### Requirements
Show every line in the entries below where the word "this" appears.

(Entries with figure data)
☆ ☆ ☆

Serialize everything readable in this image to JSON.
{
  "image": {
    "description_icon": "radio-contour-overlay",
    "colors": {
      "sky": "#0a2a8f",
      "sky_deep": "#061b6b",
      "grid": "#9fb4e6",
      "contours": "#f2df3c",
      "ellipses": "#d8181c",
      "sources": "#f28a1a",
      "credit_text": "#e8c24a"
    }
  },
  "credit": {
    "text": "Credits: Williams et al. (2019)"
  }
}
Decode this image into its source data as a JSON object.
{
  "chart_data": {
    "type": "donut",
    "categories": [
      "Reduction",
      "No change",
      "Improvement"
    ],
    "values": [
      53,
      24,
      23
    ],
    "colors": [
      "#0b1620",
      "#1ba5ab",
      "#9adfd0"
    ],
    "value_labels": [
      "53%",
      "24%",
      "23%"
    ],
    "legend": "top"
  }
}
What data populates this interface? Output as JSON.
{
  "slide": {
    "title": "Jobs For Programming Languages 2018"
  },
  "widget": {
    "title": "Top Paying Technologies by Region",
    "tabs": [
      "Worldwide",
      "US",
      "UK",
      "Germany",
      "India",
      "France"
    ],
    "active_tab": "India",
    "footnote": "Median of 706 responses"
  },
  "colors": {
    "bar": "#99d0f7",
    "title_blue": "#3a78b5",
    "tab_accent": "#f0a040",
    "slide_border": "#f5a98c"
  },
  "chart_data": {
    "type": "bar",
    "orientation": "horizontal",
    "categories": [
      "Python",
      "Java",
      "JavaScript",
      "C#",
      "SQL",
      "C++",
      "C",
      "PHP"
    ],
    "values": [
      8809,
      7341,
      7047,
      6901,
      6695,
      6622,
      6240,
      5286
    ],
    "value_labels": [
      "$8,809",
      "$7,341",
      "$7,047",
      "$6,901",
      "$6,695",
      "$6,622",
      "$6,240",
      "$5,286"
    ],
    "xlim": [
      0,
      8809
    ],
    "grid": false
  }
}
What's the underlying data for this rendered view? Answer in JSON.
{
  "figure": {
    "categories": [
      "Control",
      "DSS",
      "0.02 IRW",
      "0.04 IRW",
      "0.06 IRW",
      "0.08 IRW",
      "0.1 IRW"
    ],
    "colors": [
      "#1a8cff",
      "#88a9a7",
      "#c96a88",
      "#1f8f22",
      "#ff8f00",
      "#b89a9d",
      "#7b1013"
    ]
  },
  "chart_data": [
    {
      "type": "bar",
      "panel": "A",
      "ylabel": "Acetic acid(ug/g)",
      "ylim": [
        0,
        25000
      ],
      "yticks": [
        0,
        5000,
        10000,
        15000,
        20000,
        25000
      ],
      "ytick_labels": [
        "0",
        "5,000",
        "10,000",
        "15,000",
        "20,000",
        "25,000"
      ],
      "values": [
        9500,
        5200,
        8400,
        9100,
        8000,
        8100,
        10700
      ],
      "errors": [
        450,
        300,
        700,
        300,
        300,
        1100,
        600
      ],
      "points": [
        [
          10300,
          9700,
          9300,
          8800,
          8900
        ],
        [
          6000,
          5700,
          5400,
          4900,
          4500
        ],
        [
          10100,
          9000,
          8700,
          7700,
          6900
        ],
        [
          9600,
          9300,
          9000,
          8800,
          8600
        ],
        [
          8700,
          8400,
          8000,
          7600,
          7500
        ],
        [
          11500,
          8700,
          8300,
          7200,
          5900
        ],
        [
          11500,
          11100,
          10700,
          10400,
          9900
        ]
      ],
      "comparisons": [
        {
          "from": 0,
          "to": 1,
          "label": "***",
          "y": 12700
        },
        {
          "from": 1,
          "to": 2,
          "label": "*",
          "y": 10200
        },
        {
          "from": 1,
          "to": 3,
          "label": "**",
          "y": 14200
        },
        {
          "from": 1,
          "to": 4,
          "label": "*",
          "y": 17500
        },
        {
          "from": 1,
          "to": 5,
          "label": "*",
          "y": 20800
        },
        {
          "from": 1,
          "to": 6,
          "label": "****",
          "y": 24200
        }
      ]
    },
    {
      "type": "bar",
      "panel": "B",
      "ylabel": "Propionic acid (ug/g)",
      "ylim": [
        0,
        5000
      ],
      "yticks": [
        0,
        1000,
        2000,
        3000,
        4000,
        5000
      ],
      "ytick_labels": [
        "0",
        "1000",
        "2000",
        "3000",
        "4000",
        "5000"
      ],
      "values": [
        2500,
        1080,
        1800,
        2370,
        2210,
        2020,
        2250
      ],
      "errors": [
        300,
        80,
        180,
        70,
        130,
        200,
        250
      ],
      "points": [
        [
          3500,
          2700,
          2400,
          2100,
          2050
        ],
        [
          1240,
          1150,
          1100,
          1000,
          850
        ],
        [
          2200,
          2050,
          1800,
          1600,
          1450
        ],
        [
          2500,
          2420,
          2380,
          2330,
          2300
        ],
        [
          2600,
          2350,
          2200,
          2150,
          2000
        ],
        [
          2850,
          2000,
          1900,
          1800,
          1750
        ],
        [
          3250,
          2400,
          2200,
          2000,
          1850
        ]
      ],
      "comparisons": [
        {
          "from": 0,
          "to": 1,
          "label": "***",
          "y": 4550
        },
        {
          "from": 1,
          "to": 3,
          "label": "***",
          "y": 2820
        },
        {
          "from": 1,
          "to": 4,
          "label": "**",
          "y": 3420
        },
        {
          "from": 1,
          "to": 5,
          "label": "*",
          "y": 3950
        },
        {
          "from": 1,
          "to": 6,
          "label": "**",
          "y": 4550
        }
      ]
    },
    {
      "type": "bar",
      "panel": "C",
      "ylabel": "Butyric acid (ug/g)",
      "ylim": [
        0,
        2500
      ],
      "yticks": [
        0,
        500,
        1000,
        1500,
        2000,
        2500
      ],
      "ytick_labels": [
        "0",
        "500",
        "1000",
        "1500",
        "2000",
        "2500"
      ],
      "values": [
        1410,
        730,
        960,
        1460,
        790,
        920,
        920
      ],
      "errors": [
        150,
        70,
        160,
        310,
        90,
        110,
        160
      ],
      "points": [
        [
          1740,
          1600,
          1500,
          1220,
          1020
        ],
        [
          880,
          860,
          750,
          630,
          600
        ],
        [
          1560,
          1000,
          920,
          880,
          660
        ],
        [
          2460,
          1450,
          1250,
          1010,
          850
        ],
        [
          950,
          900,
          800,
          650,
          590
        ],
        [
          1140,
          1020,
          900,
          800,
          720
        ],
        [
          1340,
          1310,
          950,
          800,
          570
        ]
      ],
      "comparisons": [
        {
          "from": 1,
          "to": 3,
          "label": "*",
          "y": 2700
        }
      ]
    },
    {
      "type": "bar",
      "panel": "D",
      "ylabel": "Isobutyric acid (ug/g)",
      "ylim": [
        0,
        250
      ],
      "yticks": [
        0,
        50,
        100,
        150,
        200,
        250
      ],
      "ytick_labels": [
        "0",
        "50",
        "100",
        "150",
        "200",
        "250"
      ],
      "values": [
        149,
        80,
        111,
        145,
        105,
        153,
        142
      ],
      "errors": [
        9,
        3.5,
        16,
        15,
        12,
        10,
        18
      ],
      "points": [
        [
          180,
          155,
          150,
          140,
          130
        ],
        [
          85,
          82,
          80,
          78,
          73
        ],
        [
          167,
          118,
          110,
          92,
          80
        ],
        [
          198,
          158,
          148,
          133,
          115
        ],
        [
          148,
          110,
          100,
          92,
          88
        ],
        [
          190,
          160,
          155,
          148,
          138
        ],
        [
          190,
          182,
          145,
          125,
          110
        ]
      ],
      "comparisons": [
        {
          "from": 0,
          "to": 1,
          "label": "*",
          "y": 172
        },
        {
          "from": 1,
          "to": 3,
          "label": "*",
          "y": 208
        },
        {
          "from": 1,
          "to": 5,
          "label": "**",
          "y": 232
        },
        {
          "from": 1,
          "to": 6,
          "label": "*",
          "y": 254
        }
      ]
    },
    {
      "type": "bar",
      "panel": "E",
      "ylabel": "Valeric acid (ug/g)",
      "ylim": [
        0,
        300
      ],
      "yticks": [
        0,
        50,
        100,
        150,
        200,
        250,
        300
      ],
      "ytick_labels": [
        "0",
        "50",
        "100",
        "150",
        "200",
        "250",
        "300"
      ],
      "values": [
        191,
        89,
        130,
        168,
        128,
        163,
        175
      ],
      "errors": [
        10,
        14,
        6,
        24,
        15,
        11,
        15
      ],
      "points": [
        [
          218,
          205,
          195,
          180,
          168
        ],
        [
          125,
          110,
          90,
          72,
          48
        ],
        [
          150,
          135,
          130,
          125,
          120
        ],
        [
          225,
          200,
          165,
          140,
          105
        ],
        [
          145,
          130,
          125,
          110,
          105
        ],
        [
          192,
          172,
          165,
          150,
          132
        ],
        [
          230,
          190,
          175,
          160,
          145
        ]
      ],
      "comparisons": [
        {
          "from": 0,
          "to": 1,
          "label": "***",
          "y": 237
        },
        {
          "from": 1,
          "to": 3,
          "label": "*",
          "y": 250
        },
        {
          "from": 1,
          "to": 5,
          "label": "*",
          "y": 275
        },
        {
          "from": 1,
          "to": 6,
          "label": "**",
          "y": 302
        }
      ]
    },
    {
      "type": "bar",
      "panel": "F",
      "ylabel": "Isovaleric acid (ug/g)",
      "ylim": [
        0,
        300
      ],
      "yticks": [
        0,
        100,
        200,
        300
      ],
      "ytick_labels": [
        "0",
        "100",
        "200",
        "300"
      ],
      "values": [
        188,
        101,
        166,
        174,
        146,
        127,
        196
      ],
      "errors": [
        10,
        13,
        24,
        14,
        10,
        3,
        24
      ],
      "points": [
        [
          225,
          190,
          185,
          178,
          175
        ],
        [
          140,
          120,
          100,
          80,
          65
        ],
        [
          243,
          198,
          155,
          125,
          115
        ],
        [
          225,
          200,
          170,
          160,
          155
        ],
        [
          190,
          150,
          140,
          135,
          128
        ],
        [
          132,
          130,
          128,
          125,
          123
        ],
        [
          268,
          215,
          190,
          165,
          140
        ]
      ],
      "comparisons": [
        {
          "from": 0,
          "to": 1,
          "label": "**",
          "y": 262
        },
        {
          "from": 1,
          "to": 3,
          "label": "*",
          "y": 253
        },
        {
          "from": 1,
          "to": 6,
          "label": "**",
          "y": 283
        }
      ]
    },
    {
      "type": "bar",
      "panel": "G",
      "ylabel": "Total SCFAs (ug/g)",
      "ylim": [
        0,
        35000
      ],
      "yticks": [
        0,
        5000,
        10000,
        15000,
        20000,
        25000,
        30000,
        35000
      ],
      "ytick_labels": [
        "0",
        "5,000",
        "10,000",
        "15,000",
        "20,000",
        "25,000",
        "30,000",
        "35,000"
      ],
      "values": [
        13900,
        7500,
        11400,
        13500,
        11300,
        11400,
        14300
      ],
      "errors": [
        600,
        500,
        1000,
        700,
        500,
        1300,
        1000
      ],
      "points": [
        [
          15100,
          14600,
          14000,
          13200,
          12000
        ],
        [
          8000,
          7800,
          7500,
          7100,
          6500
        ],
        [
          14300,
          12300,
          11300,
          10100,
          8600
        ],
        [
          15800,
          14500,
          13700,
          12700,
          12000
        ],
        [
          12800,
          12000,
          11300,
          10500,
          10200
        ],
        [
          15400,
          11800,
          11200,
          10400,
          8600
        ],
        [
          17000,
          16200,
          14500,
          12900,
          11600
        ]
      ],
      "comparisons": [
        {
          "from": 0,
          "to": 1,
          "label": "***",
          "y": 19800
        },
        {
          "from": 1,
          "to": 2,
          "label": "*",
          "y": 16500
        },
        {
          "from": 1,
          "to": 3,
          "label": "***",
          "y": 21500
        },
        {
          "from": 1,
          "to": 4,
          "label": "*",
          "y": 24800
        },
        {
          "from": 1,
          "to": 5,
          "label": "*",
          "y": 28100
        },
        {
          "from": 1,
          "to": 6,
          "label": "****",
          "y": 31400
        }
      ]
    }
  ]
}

☆ ☆ ☆

### Written reply
Serialize everything readable in this image to JSON.
Decode this image into its source data as a JSON object.
What data populates this interface? Output as JSON.
What's the underlying data for this rendered view? Answer in JSON.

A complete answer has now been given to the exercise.